--- SELECTED TEXT Enclosed Below ---
Nucleus replacements under development

Many companies are developing products for replacing only the nucleus (nucleus pulposus) of a herniated disc, rather than the entire disc. Ultimately, the results of clinical trials will determine the efficacy of any of these nucleus replacements.

Raymedica (Minneapolis) presented short- and long-term follow-up clinical trial results for its PDN–SOLO prosthetic disc nucleus. The device is composed of a hydrogel core in a flexible, inelastic, woven polyethylene jacket. The hydrogel undergoes a cyclic swelling and shrinking, depending on the load. The PDN-SOLO is being marketed outside the U.S. It is currently being redesigned.

Disc Dynamics (Eden Prairie, Minnesota) presented one-year follow-up results for its Dascor Disc Arthroplasty System, a nucleus replacement technology for the lumbar spine that recently received CE-mark approval. The company was formed as a spinoff from Advanced BioSurfaces (Minnetonka, Minnesota) to develop curable polymer technology for spinal applications.
--- End of Enclosed SELECTED TEXT ---
▶ WORK ORDER:
Transcribe the passage on nucleus replacements from "Raymedica (Minneapolis) presented" to "for spinal applications.". The records come from a separate source, not from the text on nucleus replacements.
--- INFORMATION SHOWN Enclosed Below ---
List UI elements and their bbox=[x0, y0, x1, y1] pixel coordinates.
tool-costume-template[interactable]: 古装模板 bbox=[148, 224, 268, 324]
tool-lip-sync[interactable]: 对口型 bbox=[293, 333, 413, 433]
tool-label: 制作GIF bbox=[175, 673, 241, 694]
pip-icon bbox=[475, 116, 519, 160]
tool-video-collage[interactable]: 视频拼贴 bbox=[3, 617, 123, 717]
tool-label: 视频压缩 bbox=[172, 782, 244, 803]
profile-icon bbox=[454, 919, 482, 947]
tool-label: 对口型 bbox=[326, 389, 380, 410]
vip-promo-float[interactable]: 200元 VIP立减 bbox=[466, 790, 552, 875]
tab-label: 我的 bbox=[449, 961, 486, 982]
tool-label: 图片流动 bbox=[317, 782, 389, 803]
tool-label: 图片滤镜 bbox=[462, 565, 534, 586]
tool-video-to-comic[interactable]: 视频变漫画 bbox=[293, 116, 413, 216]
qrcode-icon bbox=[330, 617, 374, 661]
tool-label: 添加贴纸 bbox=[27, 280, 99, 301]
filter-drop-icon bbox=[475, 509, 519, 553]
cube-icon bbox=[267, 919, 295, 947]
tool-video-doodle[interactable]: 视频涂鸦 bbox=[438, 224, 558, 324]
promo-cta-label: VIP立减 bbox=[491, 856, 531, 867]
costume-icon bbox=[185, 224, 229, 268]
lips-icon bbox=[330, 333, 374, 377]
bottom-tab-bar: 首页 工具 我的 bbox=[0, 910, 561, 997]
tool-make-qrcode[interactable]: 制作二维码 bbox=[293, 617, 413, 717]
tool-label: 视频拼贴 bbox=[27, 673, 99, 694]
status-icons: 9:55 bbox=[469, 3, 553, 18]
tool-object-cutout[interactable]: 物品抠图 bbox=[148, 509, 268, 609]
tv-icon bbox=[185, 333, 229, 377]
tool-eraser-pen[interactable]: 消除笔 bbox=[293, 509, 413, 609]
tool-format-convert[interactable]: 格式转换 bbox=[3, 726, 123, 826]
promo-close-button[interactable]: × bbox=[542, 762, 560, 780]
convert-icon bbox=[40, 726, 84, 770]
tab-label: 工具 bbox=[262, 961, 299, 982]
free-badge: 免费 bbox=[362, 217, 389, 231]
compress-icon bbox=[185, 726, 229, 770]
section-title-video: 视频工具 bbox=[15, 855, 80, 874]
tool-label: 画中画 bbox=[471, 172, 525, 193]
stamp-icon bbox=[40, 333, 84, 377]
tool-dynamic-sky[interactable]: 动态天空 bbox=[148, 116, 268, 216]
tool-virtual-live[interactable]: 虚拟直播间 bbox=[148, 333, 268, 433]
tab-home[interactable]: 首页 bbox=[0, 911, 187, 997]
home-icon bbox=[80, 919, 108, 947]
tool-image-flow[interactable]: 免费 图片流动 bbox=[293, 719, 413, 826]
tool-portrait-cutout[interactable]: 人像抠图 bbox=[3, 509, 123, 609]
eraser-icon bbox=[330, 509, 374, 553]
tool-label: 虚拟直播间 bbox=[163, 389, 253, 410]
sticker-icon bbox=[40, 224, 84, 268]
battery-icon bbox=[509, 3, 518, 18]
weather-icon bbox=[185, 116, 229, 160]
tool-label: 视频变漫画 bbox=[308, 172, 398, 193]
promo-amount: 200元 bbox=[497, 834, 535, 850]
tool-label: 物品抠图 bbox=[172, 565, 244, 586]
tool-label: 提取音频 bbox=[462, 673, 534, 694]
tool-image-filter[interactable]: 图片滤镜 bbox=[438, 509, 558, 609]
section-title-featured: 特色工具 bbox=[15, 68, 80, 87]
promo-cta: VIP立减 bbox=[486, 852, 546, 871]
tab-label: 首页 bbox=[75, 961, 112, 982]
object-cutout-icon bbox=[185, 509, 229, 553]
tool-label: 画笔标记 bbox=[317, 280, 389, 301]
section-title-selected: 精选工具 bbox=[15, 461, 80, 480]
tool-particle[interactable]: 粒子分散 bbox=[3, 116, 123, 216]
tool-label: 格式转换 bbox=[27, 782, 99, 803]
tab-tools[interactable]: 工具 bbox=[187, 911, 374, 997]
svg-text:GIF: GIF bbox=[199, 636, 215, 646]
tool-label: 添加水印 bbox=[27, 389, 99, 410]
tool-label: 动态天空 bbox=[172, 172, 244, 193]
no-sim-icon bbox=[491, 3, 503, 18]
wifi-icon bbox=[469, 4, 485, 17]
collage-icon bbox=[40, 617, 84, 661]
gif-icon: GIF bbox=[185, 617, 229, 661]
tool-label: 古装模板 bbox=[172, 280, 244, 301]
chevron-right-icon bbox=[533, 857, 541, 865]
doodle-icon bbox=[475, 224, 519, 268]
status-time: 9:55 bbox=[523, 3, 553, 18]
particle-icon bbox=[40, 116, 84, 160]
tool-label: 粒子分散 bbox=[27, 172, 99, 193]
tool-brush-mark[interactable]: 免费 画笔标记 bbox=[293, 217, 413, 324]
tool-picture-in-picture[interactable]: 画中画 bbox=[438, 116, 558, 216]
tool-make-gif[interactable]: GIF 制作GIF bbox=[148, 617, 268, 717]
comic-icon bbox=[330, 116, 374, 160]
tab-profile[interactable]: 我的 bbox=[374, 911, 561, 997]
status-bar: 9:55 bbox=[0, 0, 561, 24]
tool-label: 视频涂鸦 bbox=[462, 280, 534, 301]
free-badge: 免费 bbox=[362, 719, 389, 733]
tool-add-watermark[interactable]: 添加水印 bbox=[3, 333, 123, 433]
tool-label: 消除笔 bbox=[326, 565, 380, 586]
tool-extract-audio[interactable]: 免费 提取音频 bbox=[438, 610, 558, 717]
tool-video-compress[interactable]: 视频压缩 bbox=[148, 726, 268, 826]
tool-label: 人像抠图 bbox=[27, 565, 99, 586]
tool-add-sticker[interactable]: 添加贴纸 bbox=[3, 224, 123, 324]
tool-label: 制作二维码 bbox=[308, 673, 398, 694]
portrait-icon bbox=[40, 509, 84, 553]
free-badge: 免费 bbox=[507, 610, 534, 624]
--- End of Enclosed INFORMATION SHOWN ---
▶ ANSWER TO THE EXERCISE:
Raymedica (Minneapolis) presented short- and long-term follow-up clinical trial results for its PDN–SOLO prosthetic disc nucleus. The device is composed of a hydrogel core in a flexible, inelastic, woven polyethylene jacket. The hydrogel undergoes a cyclic swelling and shrinking, depending on the load. The PDN-SOLO is being marketed outside the U.S. It is currently being redesigned.

Disc Dynamics (Eden Prairie, Minnesota) presented one-year follow-up results for its Dascor Disc Arthroplasty System, a nucleus replacement technology for the lumbar spine that recently received CE-mark approval. The company was formed as a spinoff from Advanced BioSurfaces (Minnetonka, Minnesota) to develop curable polymer technology for spinal applications.